So, here's where it falls on me. I really didn't understand galactus's answer:

galactus said:
I generated an exponential equation of \(\displaystyle y=51.719559\cdot 1.509891^{x}\)

The context was completely lost on me, as, at that point, I didn't know what y represented, and it didn't provide me a complete answer to what I was seeking. Probably because I didn't ask correctly. Also, when I tried to copy and paste that equation, it appeared as "y=51.719559\cdot 1.509891" when pasted. At first, it confused me more. "What's a 'cdot'?", I thought. And what does the "\" mean? When I read this, I didn't have a whole lot of time to give it, either. And seemed unnecessary once DrMike provided his formula.

On the site applets, I could get them to work as they are, but they didn't give me the values in the equation except y. So, in the equation:

cost = ceil(78 * 1.51[sup:1r90sspb](level-1)[/sup:1r90sspb] )

Translates in Excel (the spreadsheet I'm trying to use) as:

=ROUNDUP(78*(1.51^(level-1)),0)

============================================================

[EXERCISE] Copy the forum post from "The context was" through "provided his formula.", inclusive, and substitute "puzzled" for "confused". Rely only on the forum post above.

[EXCERPTED RECORDS]

============================================================

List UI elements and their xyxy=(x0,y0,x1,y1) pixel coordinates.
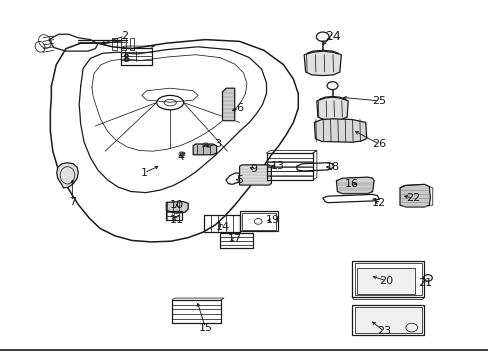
Bar xyxy=(174,212,179,216)
Polygon shape xyxy=(316,97,347,120)
Text: 5: 5 xyxy=(236,175,243,185)
Text: 18: 18 xyxy=(325,162,339,172)
Text: 11: 11 xyxy=(170,215,183,225)
Text: 23: 23 xyxy=(376,326,390,336)
Text: 8: 8 xyxy=(122,54,129,64)
Text: 3: 3 xyxy=(214,139,221,149)
Text: 2: 2 xyxy=(121,31,128,41)
Text: 9: 9 xyxy=(250,164,257,174)
Text: 4: 4 xyxy=(177,152,184,162)
Polygon shape xyxy=(319,96,345,103)
Bar xyxy=(354,307,421,333)
Text: 21: 21 xyxy=(418,278,431,288)
Bar xyxy=(241,213,275,230)
Bar xyxy=(166,211,182,220)
Polygon shape xyxy=(304,51,341,76)
Bar xyxy=(174,216,179,220)
Text: 19: 19 xyxy=(265,215,279,225)
Polygon shape xyxy=(193,144,216,155)
Text: 16: 16 xyxy=(345,179,358,189)
Text: 6: 6 xyxy=(236,103,243,113)
Text: 13: 13 xyxy=(270,161,284,171)
Bar xyxy=(351,305,424,335)
Bar xyxy=(167,216,172,220)
Bar xyxy=(167,212,172,216)
Polygon shape xyxy=(166,202,188,213)
Text: 10: 10 xyxy=(170,200,183,210)
Polygon shape xyxy=(306,50,338,57)
Polygon shape xyxy=(336,177,373,194)
Bar xyxy=(220,233,253,248)
Bar xyxy=(121,48,151,65)
Text: 22: 22 xyxy=(405,193,420,203)
Polygon shape xyxy=(222,88,234,121)
Bar xyxy=(204,215,239,232)
Text: 26: 26 xyxy=(371,139,385,149)
Text: 15: 15 xyxy=(198,323,212,333)
Bar xyxy=(172,300,221,323)
Bar xyxy=(356,268,414,294)
Text: 17: 17 xyxy=(227,234,241,244)
Polygon shape xyxy=(239,165,271,185)
Text: 20: 20 xyxy=(379,276,392,286)
Text: 7: 7 xyxy=(69,197,76,207)
Bar xyxy=(351,261,424,297)
Polygon shape xyxy=(399,184,429,207)
Text: 24: 24 xyxy=(324,30,340,42)
Polygon shape xyxy=(314,119,366,142)
Text: 12: 12 xyxy=(371,198,385,208)
Text: 1: 1 xyxy=(141,168,147,178)
Polygon shape xyxy=(57,163,78,188)
Text: 14: 14 xyxy=(215,222,229,232)
Bar xyxy=(354,263,421,295)
Text: 25: 25 xyxy=(371,96,385,106)
Bar xyxy=(266,153,312,180)
Bar xyxy=(239,211,277,231)
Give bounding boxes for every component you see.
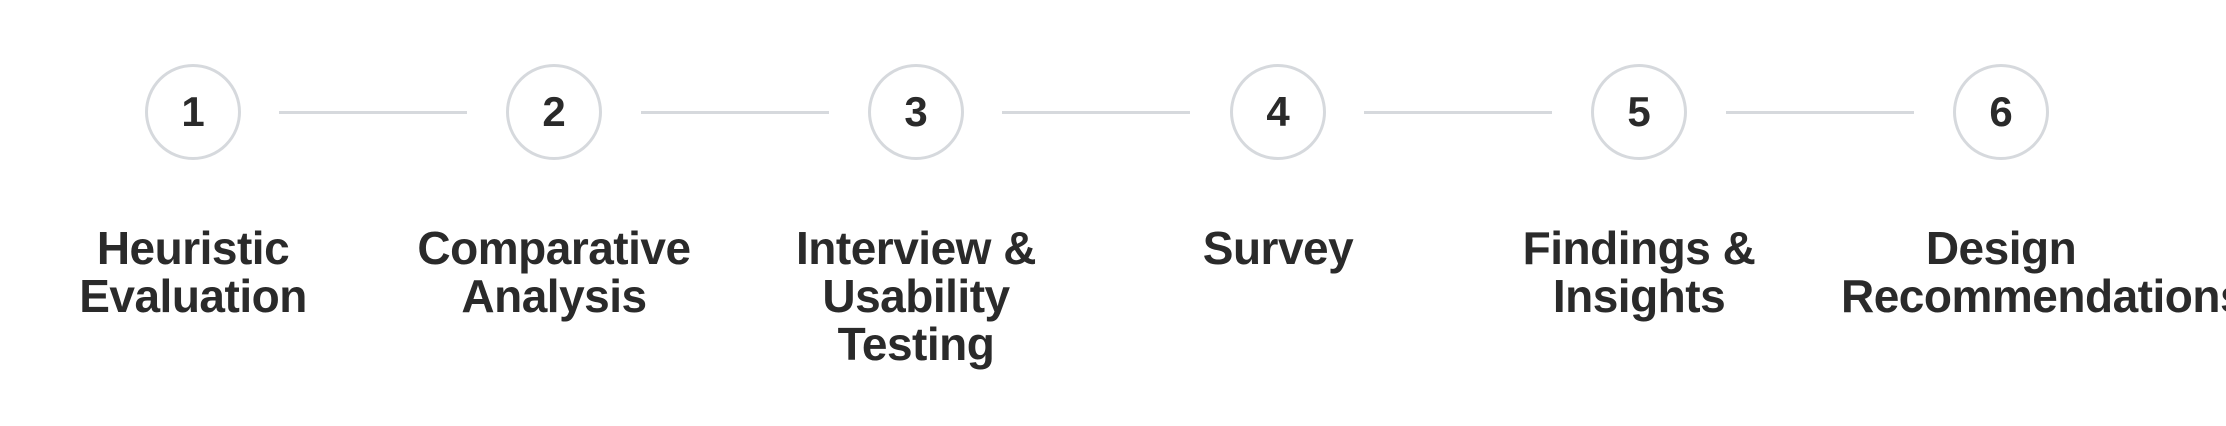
step-4-label: Survey xyxy=(1118,224,1438,272)
step-3-label-line-1: Interview & xyxy=(796,222,1036,274)
step-1-label-line-2: Evaluation xyxy=(79,270,307,322)
step-1-label-line-1: Heuristic xyxy=(96,222,290,274)
connector-3-4 xyxy=(1002,111,1190,114)
step-6: 6 Design Recommendations xyxy=(1841,0,2226,426)
step-2-label: Comparative Analysis xyxy=(394,224,714,320)
step-5-number: 5 xyxy=(1627,88,1651,135)
step-2-circle: 2 xyxy=(506,64,602,160)
step-5-label-line-2: Insights xyxy=(1552,270,1726,322)
step-4-circle: 4 xyxy=(1230,64,1326,160)
step-3-circle: 3 xyxy=(868,64,964,160)
step-1: 1 Heuristic Evaluation xyxy=(33,0,353,426)
step-3: 3 Interview & Usability Testing xyxy=(756,0,1076,426)
step-4-label-line-1: Survey xyxy=(1202,222,1354,274)
step-1-label: Heuristic Evaluation xyxy=(33,224,353,320)
step-6-label-line-2: Recommendations xyxy=(1841,270,2226,322)
step-5-label: Findings & Insights xyxy=(1479,224,1799,320)
step-4-number: 4 xyxy=(1266,88,1290,135)
step-6-label: Design Recommendations xyxy=(1841,222,2226,322)
step-5-circle: 5 xyxy=(1591,64,1687,160)
step-3-number: 3 xyxy=(904,88,928,135)
step-3-label: Interview & Usability Testing xyxy=(756,224,1076,368)
step-3-label-line-3: Testing xyxy=(837,318,995,370)
step-2-label-line-2: Analysis xyxy=(461,270,647,322)
connector-4-5 xyxy=(1364,111,1552,114)
step-3-label-line-2: Usability xyxy=(822,270,1010,322)
connector-1-2 xyxy=(279,111,467,114)
step-5: 5 Findings & Insights xyxy=(1479,0,1799,426)
step-2-label-line-1: Comparative xyxy=(417,222,691,274)
step-6-circle: 6 xyxy=(1953,64,2049,160)
connector-5-6 xyxy=(1726,111,1914,114)
step-6-label-line-1: Design xyxy=(1925,222,2077,274)
step-1-circle: 1 xyxy=(145,64,241,160)
step-4: 4 Survey xyxy=(1118,0,1438,426)
step-5-label-line-1: Findings & xyxy=(1522,222,1756,274)
connector-2-3 xyxy=(641,111,829,114)
step-2: 2 Comparative Analysis xyxy=(394,0,714,426)
step-2-number: 2 xyxy=(542,88,566,135)
step-6-number: 6 xyxy=(1989,88,2013,135)
step-1-number: 1 xyxy=(181,88,205,135)
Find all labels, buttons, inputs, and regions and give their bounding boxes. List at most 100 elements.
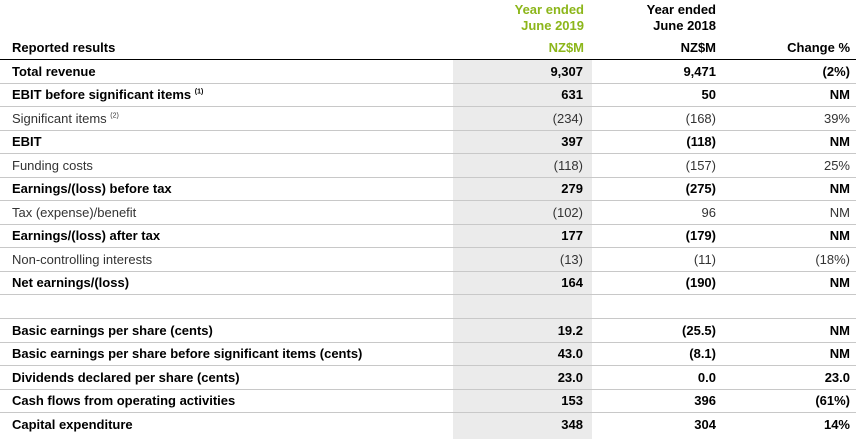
- table-row: Net earnings/(loss) 164 (190) NM: [0, 271, 856, 295]
- table-row: EBIT before significant items (1) 631 50 NM: [0, 83, 856, 107]
- value-2019: 279: [453, 177, 592, 201]
- row-label: Basic earnings per share (cents): [0, 318, 453, 343]
- value-2018: (275): [592, 177, 724, 201]
- row-label-text: Earnings/(loss) after tax: [12, 228, 161, 244]
- value-2018: 396: [592, 389, 724, 413]
- value-2018: (8.1): [592, 342, 724, 366]
- value-2018: (25.5): [592, 318, 724, 343]
- table-row: Earnings/(loss) before tax 279 (275) NM: [0, 177, 856, 201]
- row-label-text: Tax (expense)/benefit: [12, 204, 137, 220]
- row-label-text: Basic earnings per share before signific…: [12, 346, 363, 362]
- value-2018: [592, 294, 724, 319]
- header-2019-unit: NZ$M: [548, 40, 584, 55]
- table-row: Basic earnings per share (cents) 19.2 (25.…: [0, 318, 856, 343]
- value-change: NM: [724, 318, 856, 343]
- results-table: Total revenue 9,307 9,471 (2%) EBIT before s…: [0, 60, 856, 436]
- value-2018: 304: [694, 416, 716, 432]
- value-2019: (102): [453, 200, 592, 225]
- value-change: (61%): [724, 389, 856, 413]
- value-2019: (118): [453, 153, 592, 178]
- value-2019: 177: [453, 224, 592, 248]
- value-2019: (234): [453, 106, 592, 131]
- table-row: Capital expenditure 348 304 14%: [0, 413, 856, 436]
- value-2018: 9,471: [592, 60, 724, 84]
- row-label: Dividends declared per share (cents): [0, 365, 453, 390]
- row-label-text: EBIT: [12, 134, 42, 150]
- value-change: 39%: [724, 106, 856, 131]
- table-row: Basic earnings per share before signific…: [0, 342, 856, 366]
- header-change: Change %: [787, 40, 850, 55]
- value-2018: 96: [592, 200, 724, 225]
- row-label-text: Dividends declared per share (cents): [12, 369, 240, 385]
- value-change: NM: [724, 200, 856, 225]
- row-label: Earnings/(loss) after tax: [0, 224, 453, 248]
- header-2018-line1: Year ended: [646, 2, 716, 17]
- table-row: Tax (expense)/benefit (102) 96 NM: [0, 200, 856, 225]
- value-2018: (190): [592, 271, 724, 295]
- row-label-text: Net earnings/(loss): [12, 275, 130, 291]
- value-2019: (13): [453, 247, 592, 272]
- row-label: EBIT before significant items (1): [0, 83, 453, 107]
- row-label-text: Non-controlling interests: [12, 251, 153, 267]
- table-row: Earnings/(loss) after tax 177 (179) NM: [0, 224, 856, 248]
- header-2018: Year ended June 2018 NZ$M: [592, 2, 716, 56]
- header-rule: [0, 59, 856, 60]
- value-2019: 9,307: [453, 60, 592, 84]
- row-label: Capital expenditure: [0, 413, 453, 436]
- value-2019: 631: [453, 83, 592, 107]
- value-2018: (11): [592, 247, 724, 272]
- header-2018-unit: NZ$M: [680, 40, 716, 55]
- row-label: Cash flows from operating activities: [0, 389, 453, 413]
- row-label-text: Total revenue: [12, 63, 96, 79]
- value-change: NM: [724, 83, 856, 107]
- row-label: Significant items (2): [0, 106, 453, 131]
- row-label-text: Cash flows from operating activities: [12, 393, 236, 409]
- value-2018: (179): [592, 224, 724, 248]
- value-change: NM: [724, 271, 856, 295]
- value-2019: 43.0: [453, 342, 592, 366]
- row-label-text: Earnings/(loss) before tax: [12, 181, 172, 197]
- value-2019: 164: [453, 271, 592, 295]
- row-label-text: Basic earnings per share (cents): [12, 322, 213, 338]
- table-row: Cash flows from operating activities 153 3…: [0, 389, 856, 413]
- value-2019: 23.0: [453, 365, 592, 390]
- row-label: Non-controlling interests: [0, 247, 453, 272]
- header-2019: Year ended June 2019 NZ$M: [453, 2, 584, 56]
- row-label: Earnings/(loss) before tax: [0, 177, 453, 201]
- value-2018: 0.0: [592, 365, 724, 390]
- value-2019: [453, 294, 592, 319]
- row-label: Basic earnings per share before signific…: [0, 342, 453, 366]
- value-change: NM: [724, 342, 856, 366]
- value-2018: (157): [592, 153, 724, 178]
- value-2019: 153: [453, 389, 592, 413]
- table-row: Significant items (2) (234) (168) 39%: [0, 106, 856, 131]
- value-change: NM: [724, 177, 856, 201]
- row-label: EBIT: [0, 130, 453, 154]
- row-label-text: Capital expenditure: [12, 416, 133, 432]
- footnote-ref: (1): [194, 88, 204, 96]
- value-2018: 50: [592, 83, 724, 107]
- value-2018: (168): [592, 106, 724, 131]
- value-change: 23.0: [724, 365, 856, 390]
- row-label-text: Funding costs: [12, 157, 93, 173]
- value-change: [724, 294, 856, 319]
- table-row: EBIT 397 (118) NM: [0, 130, 856, 154]
- value-2019: 397: [453, 130, 592, 154]
- footnote-ref: (2): [110, 112, 119, 120]
- header-2019-line2: June 2019: [521, 18, 584, 33]
- row-label-text: Significant items: [12, 110, 107, 126]
- row-label: Net earnings/(loss): [0, 271, 453, 295]
- value-2019: 19.2: [453, 318, 592, 343]
- spacer-row: [0, 294, 856, 319]
- row-label: Total revenue: [0, 60, 453, 84]
- header-2019-line1: Year ended: [514, 2, 584, 17]
- table-row: Non-controlling interests (13) (11) (18%): [0, 247, 856, 272]
- row-label: [0, 294, 453, 319]
- value-change: 25%: [724, 153, 856, 178]
- value-change: (2%): [724, 60, 856, 84]
- row-label: Tax (expense)/benefit: [0, 200, 453, 225]
- header-label: Reported results: [12, 40, 116, 55]
- value-change: 14%: [823, 416, 850, 432]
- value-2019: 348: [561, 416, 583, 432]
- table-row: Dividends declared per share (cents) 23.0…: [0, 365, 856, 390]
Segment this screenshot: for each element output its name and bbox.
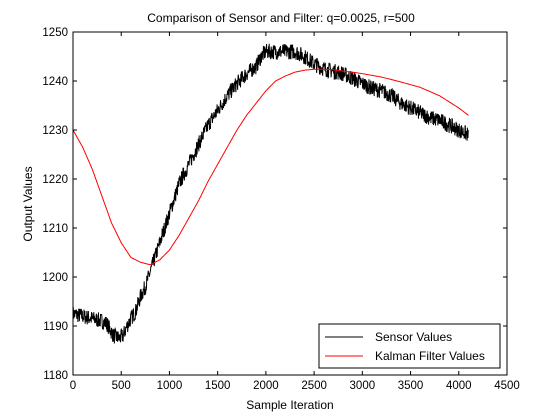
y-tick-label: 1180 <box>43 370 68 382</box>
y-axis-label: Output Values <box>21 166 35 241</box>
y-tick-label: 1210 <box>42 223 68 235</box>
x-tick-label: 2500 <box>301 380 327 392</box>
ticks-layer: 0 500 1000 1500 2000 2500 3000 3500 4000 4500 1180… <box>42 27 519 392</box>
series-layer <box>72 43 469 344</box>
y-tick-label: 1240 <box>42 76 68 88</box>
x-tick-label: 3000 <box>350 380 376 392</box>
legend-label-kalman: Kalman Filter Values <box>375 349 485 363</box>
x-tick-label: 1000 <box>157 380 183 392</box>
legend: Sensor Values Kalman Filter Values <box>318 323 501 369</box>
y-tick-label: 1190 <box>43 321 68 333</box>
y-tick-label: 1200 <box>42 272 68 284</box>
x-tick-label: 0 <box>70 380 76 392</box>
y-tick-label: 1250 <box>42 27 68 39</box>
axes-box <box>72 31 508 376</box>
x-tick-label: 4500 <box>494 380 520 392</box>
legend-box <box>318 323 501 369</box>
legend-label-sensor: Sensor Values <box>375 330 452 344</box>
kalman-filter-line <box>72 68 469 266</box>
x-tick-label: 3500 <box>398 380 424 392</box>
x-tick-label: 1500 <box>205 380 231 392</box>
x-tick-label: 4000 <box>446 380 472 392</box>
y-tick-label: 1230 <box>42 125 68 137</box>
sensor-values-line <box>72 43 469 344</box>
chart-title: Comparison of Sensor and Filter: q=0.002… <box>147 11 415 25</box>
plot-area <box>73 32 507 375</box>
y-tick-label: 1220 <box>42 174 68 186</box>
x-tick-label: 500 <box>112 380 131 392</box>
x-axis-label: Sample Iteration <box>246 398 333 412</box>
x-tick-label: 2000 <box>253 380 279 392</box>
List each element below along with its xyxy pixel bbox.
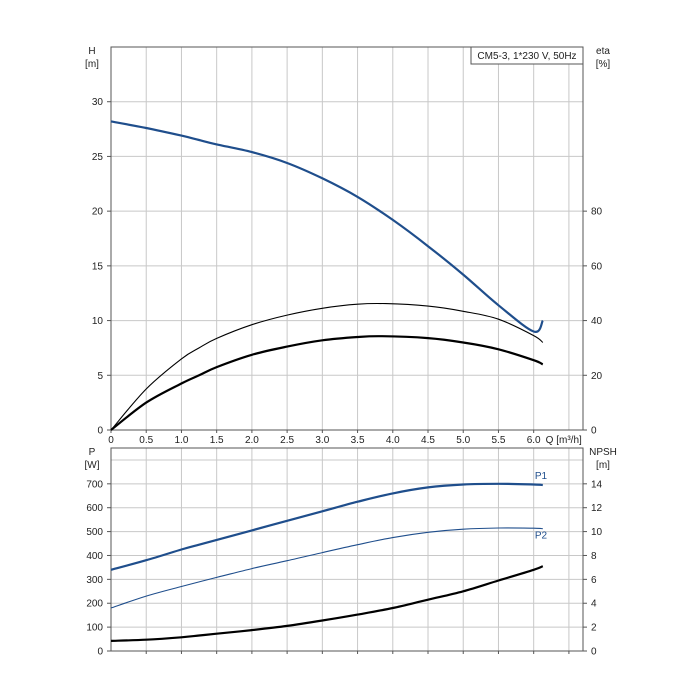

============================================================

[OUTPUT OF THE EXERCISE]
The context was completely lost on me, as, at that point, I didn't know what y represented, and it didn't provide me a complete answer to what I was seeking. Probably because I didn't ask correctly. Also, when I tried to copy and paste that equation, it appeared as "y=51.719559\cdot 1.509891" when pasted. At first, it puzzled me more. "What's a 'cdot'?", I thought. And what does the "\" mean? When I read this, I didn't have a whole lot of time to give it, either. And seemed unnecessary once DrMike provided his formula.